(Records contained in a dataset)
════════════════════

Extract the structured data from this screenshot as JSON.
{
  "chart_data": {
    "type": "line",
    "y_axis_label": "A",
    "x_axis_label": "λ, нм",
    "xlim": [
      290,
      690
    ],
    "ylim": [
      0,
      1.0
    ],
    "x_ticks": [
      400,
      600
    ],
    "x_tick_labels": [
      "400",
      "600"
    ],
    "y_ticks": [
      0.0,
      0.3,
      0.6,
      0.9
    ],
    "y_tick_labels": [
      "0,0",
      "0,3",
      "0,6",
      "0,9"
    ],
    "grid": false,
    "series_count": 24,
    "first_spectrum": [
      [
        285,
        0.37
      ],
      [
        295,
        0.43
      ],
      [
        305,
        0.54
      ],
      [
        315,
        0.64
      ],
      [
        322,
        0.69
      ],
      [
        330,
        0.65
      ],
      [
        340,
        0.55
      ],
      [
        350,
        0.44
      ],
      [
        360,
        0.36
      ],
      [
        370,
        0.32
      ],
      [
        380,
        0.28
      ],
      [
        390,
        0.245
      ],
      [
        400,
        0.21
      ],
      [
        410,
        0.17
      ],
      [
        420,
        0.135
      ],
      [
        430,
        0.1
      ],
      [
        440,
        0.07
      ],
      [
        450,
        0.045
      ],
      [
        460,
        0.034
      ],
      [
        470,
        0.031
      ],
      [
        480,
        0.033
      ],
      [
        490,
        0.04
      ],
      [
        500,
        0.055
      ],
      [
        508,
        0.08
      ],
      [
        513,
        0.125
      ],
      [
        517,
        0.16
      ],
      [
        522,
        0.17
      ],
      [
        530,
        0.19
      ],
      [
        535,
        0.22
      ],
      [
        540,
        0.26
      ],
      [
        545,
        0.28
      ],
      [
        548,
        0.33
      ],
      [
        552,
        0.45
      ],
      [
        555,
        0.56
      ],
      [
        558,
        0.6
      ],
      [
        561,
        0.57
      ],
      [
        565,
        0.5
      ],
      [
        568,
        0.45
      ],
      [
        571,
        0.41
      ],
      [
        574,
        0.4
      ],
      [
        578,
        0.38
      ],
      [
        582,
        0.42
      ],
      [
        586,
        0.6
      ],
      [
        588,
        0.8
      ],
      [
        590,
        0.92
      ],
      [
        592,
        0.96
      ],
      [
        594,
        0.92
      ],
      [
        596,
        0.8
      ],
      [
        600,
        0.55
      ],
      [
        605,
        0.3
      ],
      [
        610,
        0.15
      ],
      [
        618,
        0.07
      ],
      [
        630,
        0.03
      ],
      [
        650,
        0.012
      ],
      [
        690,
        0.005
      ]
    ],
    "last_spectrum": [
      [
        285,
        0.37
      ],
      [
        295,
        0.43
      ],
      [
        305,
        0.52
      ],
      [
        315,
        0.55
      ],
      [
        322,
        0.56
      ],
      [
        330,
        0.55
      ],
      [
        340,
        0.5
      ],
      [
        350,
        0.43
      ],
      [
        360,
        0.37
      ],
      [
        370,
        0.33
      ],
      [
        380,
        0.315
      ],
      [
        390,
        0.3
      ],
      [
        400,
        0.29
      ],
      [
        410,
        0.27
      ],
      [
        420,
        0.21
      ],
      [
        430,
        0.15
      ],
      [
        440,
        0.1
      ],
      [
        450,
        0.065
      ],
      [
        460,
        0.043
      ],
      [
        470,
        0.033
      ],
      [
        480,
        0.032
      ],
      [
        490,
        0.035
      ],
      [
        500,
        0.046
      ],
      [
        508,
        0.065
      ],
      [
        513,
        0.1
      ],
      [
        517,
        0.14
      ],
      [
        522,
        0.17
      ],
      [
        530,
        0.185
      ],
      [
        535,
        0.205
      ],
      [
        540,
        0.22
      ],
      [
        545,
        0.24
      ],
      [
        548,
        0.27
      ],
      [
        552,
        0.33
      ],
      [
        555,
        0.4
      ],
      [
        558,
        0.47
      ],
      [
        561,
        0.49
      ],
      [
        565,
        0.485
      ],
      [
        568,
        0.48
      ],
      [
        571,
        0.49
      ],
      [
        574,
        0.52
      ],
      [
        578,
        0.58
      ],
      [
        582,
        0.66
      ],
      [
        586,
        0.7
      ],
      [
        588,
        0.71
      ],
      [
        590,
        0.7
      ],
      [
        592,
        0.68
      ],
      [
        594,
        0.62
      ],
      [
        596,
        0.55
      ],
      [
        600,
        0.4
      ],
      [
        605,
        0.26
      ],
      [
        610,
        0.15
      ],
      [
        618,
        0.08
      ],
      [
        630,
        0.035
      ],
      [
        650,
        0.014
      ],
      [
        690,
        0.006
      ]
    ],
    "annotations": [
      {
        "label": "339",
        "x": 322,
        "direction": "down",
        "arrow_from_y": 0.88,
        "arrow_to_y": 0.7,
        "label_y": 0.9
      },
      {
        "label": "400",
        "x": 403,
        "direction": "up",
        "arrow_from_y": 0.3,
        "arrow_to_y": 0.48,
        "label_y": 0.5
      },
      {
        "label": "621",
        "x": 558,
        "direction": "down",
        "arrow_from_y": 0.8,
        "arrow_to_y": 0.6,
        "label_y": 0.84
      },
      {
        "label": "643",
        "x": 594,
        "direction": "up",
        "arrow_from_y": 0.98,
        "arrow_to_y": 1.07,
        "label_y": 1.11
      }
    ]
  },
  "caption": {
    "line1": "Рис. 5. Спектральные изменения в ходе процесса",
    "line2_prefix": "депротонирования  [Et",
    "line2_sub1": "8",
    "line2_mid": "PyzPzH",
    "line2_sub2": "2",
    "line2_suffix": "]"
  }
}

════════════════════

## [Task statement]
Copy every record above exactly as it appears.

## [Output of the exercise]
Extract the structured data from this screenshot as JSON.
{
  "chart_data": {
    "type": "line",
    "y_axis_label": "A",
    "x_axis_label": "λ, нм",
    "xlim": [
      290,
      690
    ],
    "ylim": [
      0,
      1.0
    ],
    "x_ticks": [
      400,
      600
    ],
    "x_tick_labels": [
      "400",
      "600"
    ],
    "y_ticks": [
      0.0,
      0.3,
      0.6,
      0.9
    ],
    "y_tick_labels": [
      "0,0",
      "0,3",
      "0,6",
      "0,9"
    ],
    "grid": false,
    "series_count": 24,
    "first_spectrum": [
      [
        285,
        0.37
      ],
      [
        295,
        0.43
      ],
      [
        305,
        0.54
      ],
      [
        315,
        0.64
      ],
      [
        322,
        0.69
      ],
      [
        330,
        0.65
      ],
      [
        340,
        0.55
      ],
      [
        350,
        0.44
      ],
      [
        360,
        0.36
      ],
      [
        370,
        0.32
      ],
      [
        380,
        0.28
      ],
      [
        390,
        0.245
      ],
      [
        400,
        0.21
      ],
      [
        410,
        0.17
      ],
      [
        420,
        0.135
      ],
      [
        430,
        0.1
      ],
      [
        440,
        0.07
      ],
      [
        450,
        0.045
      ],
      [
        460,
        0.034
      ],
      [
        470,
        0.031
      ],
      [
        480,
        0.033
      ],
      [
        490,
        0.04
      ],
      [
        500,
        0.055
      ],
      [
        508,
        0.08
      ],
      [
        513,
        0.125
      ],
      [
        517,
        0.16
      ],
      [
        522,
        0.17
      ],
      [
        530,
        0.19
      ],
      [
        535,
        0.22
      ],
      [
        540,
        0.26
      ],
      [
        545,
        0.28
      ],
      [
        548,
        0.33
      ],
      [
        552,
        0.45
      ],
      [
        555,
        0.56
      ],
      [
        558,
        0.6
      ],
      [
        561,
        0.57
      ],
      [
        565,
        0.5
      ],
      [
        568,
        0.45
      ],
      [
        571,
        0.41
      ],
      [
        574,
        0.4
      ],
      [
        578,
        0.38
      ],
      [
        582,
        0.42
      ],
      [
        586,
        0.6
      ],
      [
        588,
        0.8
      ],
      [
        590,
        0.92
      ],
      [
        592,
        0.96
      ],
      [
        594,
        0.92
      ],
      [
        596,
        0.8
      ],
      [
        600,
        0.55
      ],
      [
        605,
        0.3
      ],
      [
        610,
        0.15
      ],
      [
        618,
        0.07
      ],
      [
        630,
        0.03
      ],
      [
        650,
        0.012
      ],
      [
        690,
        0.005
      ]
    ],
    "last_spectrum": [
      [
        285,
        0.37
      ],
      [
        295,
        0.43
      ],
      [
        305,
        0.52
      ],
      [
        315,
        0.55
      ],
      [
        322,
        0.56
      ],
      [
        330,
        0.55
      ],
      [
        340,
        0.5
      ],
      [
        350,
        0.43
      ],
      [
        360,
        0.37
      ],
      [
        370,
        0.33
      ],
      [
        380,
        0.315
      ],
      [
        390,
        0.3
      ],
      [
        400,
        0.29
      ],
      [
        410,
        0.27
      ],
      [
        420,
        0.21
      ],
      [
        430,
        0.15
      ],
      [
        440,
        0.1
      ],
      [
        450,
        0.065
      ],
      [
        460,
        0.043
      ],
      [
        470,
        0.033
      ],
      [
        480,
        0.032
      ],
      [
        490,
        0.035
      ],
      [
        500,
        0.046
      ],
      [
        508,
        0.065
      ],
      [
        513,
        0.1
      ],
      [
        517,
        0.14
      ],
      [
        522,
        0.17
      ],
      [
        530,
        0.185
      ],
      [
        535,
        0.205
      ],
      [
        540,
        0.22
      ],
      [
        545,
        0.24
      ],
      [
        548,
        0.27
      ],
      [
        552,
        0.33
      ],
      [
        555,
        0.4
      ],
      [
        558,
        0.47
      ],
      [
        561,
        0.49
      ],
      [
        565,
        0.485
      ],
      [
        568,
        0.48
      ],
      [
        571,
        0.49
      ],
      [
        574,
        0.52
      ],
      [
        578,
        0.58
      ],
      [
        582,
        0.66
      ],
      [
        586,
        0.7
      ],
      [
        588,
        0.71
      ],
      [
        590,
        0.7
      ],
      [
        592,
        0.68
      ],
      [
        594,
        0.62
      ],
      [
        596,
        0.55
      ],
      [
        600,
        0.4
      ],
      [
        605,
        0.26
      ],
      [
        610,
        0.15
      ],
      [
        618,
        0.08
      ],
      [
        630,
        0.035
      ],
      [
        650,
        0.014
      ],
      [
        690,
        0.006
      ]
    ],
    "annotations": [
      {
        "label": "339",
        "x": 322,
        "direction": "down",
        "arrow_from_y": 0.88,
        "arrow_to_y": 0.7,
        "label_y": 0.9
      },
      {
        "label": "400",
        "x": 403,
        "direction": "up",
        "arrow_from_y": 0.3,
        "arrow_to_y": 0.48,
        "label_y": 0.5
      },
      {
        "label": "621",
        "x": 558,
        "direction": "down",
        "arrow_from_y": 0.8,
        "arrow_to_y": 0.6,
        "label_y": 0.84
      },
      {
        "label": "643",
        "x": 594,
        "direction": "up",
        "arrow_from_y": 0.98,
        "arrow_to_y": 1.07,
        "label_y": 1.11
      }
    ]
  },
  "caption": {
    "line1": "Рис. 5. Спектральные изменения в ходе процесса",
    "line2_prefix": "депротонирования  [Et",
    "line2_sub1": "8",
    "line2_mid": "PyzPzH",
    "line2_sub2": "2",
    "line2_suffix": "]"
  }
}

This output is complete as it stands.